-- start of Extracted material --
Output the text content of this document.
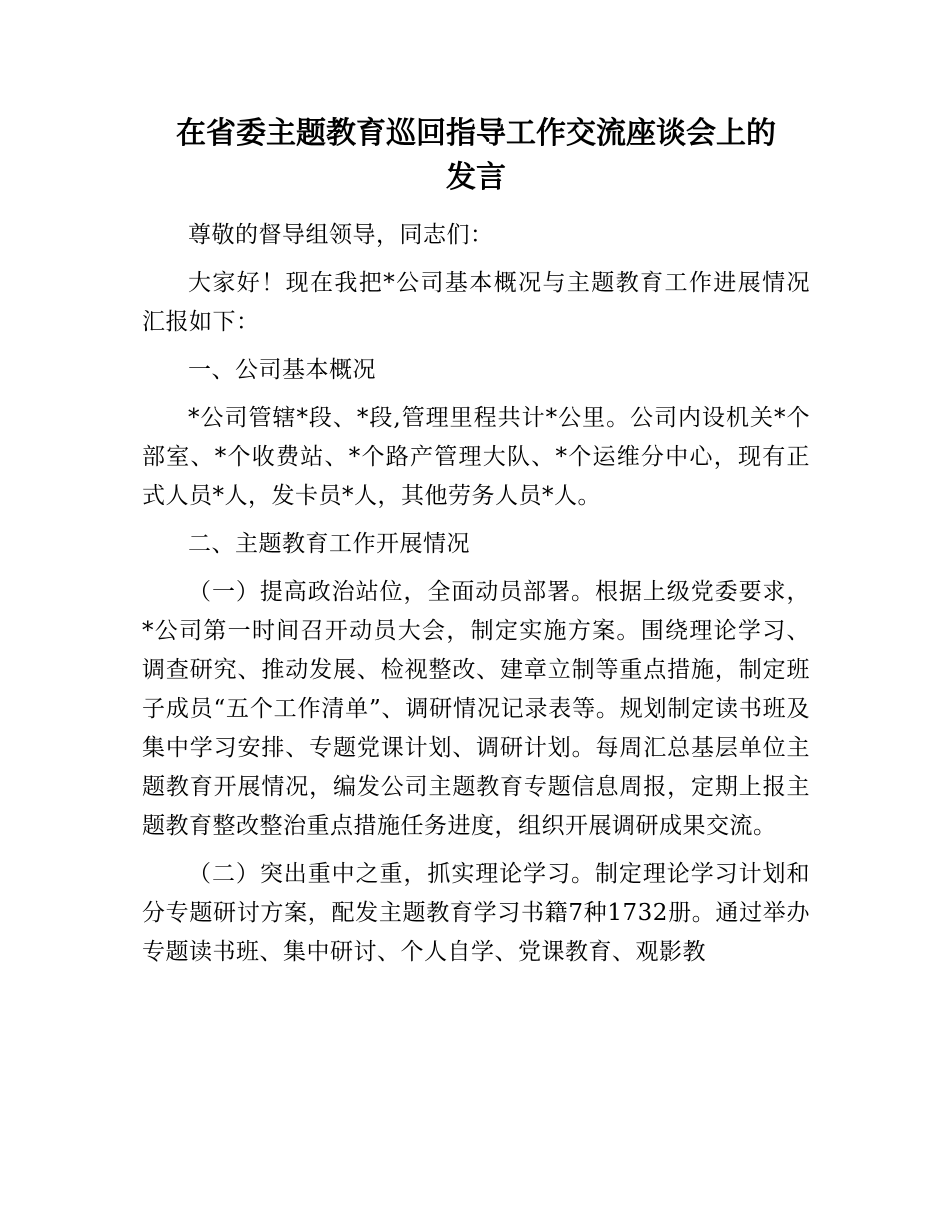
在省委主题教育巡回指导工作交流座谈会上的
发言

尊敬的督导组领导，同志们：

大家好！现在我把*公司基本概况与主题教育工作进展情况汇报如下：

一、公司基本概况

*公司管辖*段、*段,管理里程共计*公里。公司内设机关*个部室、*个收费站、*个路产管理大队、*个运维分中心，现有正式人员*人，发卡员*人，其他劳务人员*人。

二、主题教育工作开展情况

（一）提高政治站位，全面动员部署。根据上级党委要求，*公司第一时间召开动员大会，制定实施方案。围绕理论学习、调查研究、推动发展、检视整改、建章立制等重点措施，制定班子成员“五个工作清单”、调研情况记录表等。规划制定读书班及集中学习安排、专题党课计划、调研计划。每周汇总基层单位主题教育开展情况，编发公司主题教育专题信息周报，定期上报主题教育整改整治重点措施任务进度，组织开展调研成果交流。

（二）突出重中之重，抓实理论学习。制定理论学习计划和分专题研讨方案，配发主题教育学习书籍7种1732册。通过举办专题读书班、集中研讨、个人自学、党课教育、观影教
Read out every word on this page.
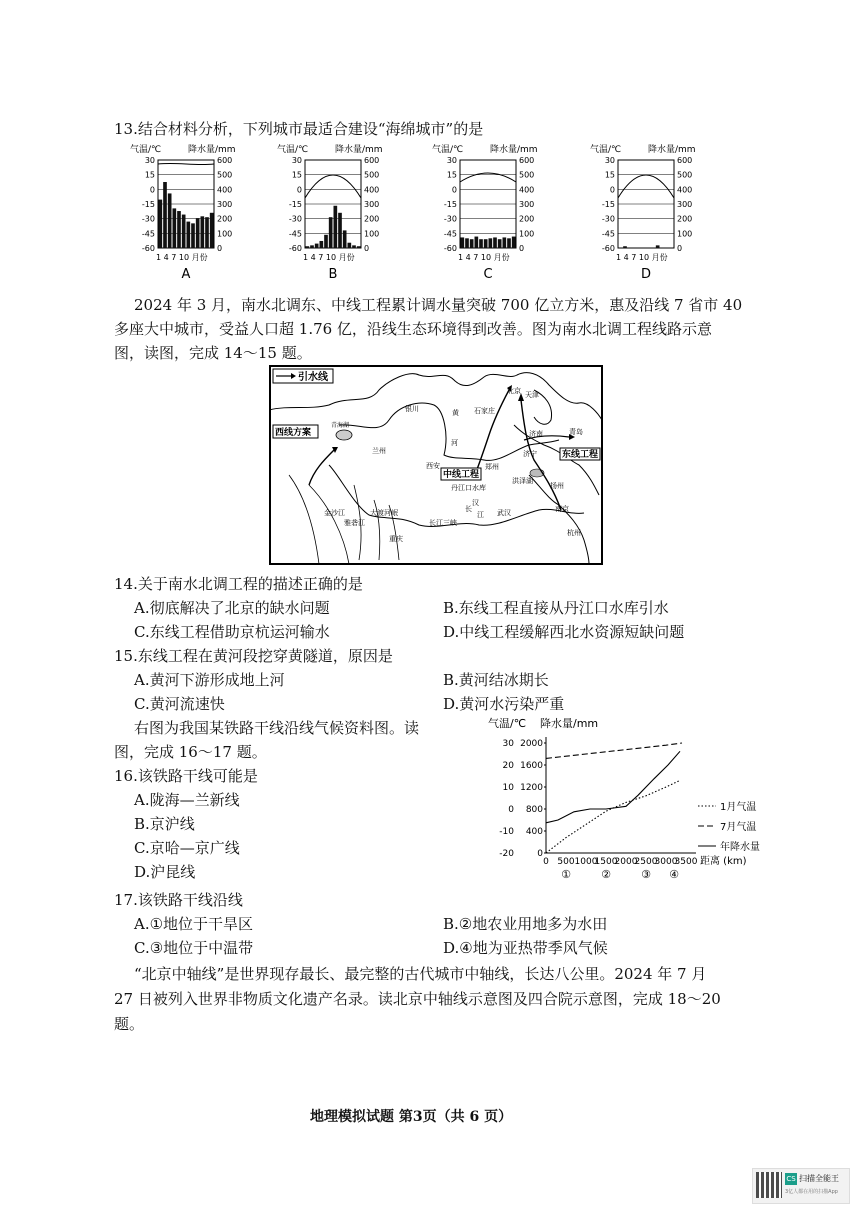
13.结合材料分析，下列城市最适合建设“海绵城市”的是
气温/℃	降水量/mm
30
15
0
-15
-30
-45
-60
600
500
400
300
200
100
0
1 4 7 10 月份
A
气温/℃	降水量/mm
30
15
0
-15
-30
-45
-60
600
500
400
300
200
100
0
1 4 7 10 月份
B
气温/℃	降水量/mm
30
15
0
-15
-30
-45
-60
600
500
400
300
200
100
0
1 4 7 10 月份
C
气温/℃	降水量/mm
30
15
0
-15
-30
-45
-60
600
500
400
300
200
100
0
1 4 7 10 月份
D
2024 年 3 月，南水北调东、中线工程累计调水量突破 700 亿立方米，惠及沿线 7 省市 40
多座大中城市，受益人口超 1.76 亿，沿线生态环境得到改善。图为南水北调工程线路示意
图，读图，完成 14～15 题。
引水线
西线方案
中线工程
东线工程
北京 天津
石家庄
银川
青海湖
兰州
西安	郑州
济南
济宁
青岛
丹江口水库
洪泽湖
扬州
南京
杭州
武汉
重庆
长江三峡
黄
河
汉
江
长
大渡河 岷
金沙江
雅砻江
14.关于南水北调工程的描述正确的是
A.彻底解决了北京的缺水问题	B.东线工程直接从丹江口水库引水
C.东线工程借助京杭运河输水	D.中线工程缓解西北水资源短缺问题
15.东线工程在黄河段挖穿黄隧道，原因是
A.黄河下游形成地上河	B.黄河结冰期长
C.黄河流速快	D.黄河水污染严重
右图为我国某铁路干线沿线气候资料图。读
图，完成 16～17 题。
16.该铁路干线可能是
A.陇海—兰新线
B.京沪线
C.京哈—京广线
D.沪昆线
气温/℃ 降水量/mm
30
20
10
0
-10
-20
2000
1600
1200
800
400
0
0 500 1000
1500
2000
2500
3000
3500 距离 (km)
①	②	③ ④
1月气温
7月气温
年降水量
17.该铁路干线沿线
A.①地位于干旱区	B.②地农业用地多为水田
C.③地位于中温带	D.④地为亚热带季风气候
“北京中轴线”是世界现存最长、最完整的古代城市中轴线，长达八公里。2024 年 7 月
27 日被列入世界非物质文化遗产名录。读北京中轴线示意图及四合院示意图，完成 18～20
题。
地理模拟试题 第3页（共 6 页）
CS 扫描全能王
3亿人都在用的扫描App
-- end of Extracted material --
Select every line in the material above where the string "this" occurs, and copy it.

Output the text content of this document.
Read out every word on this page.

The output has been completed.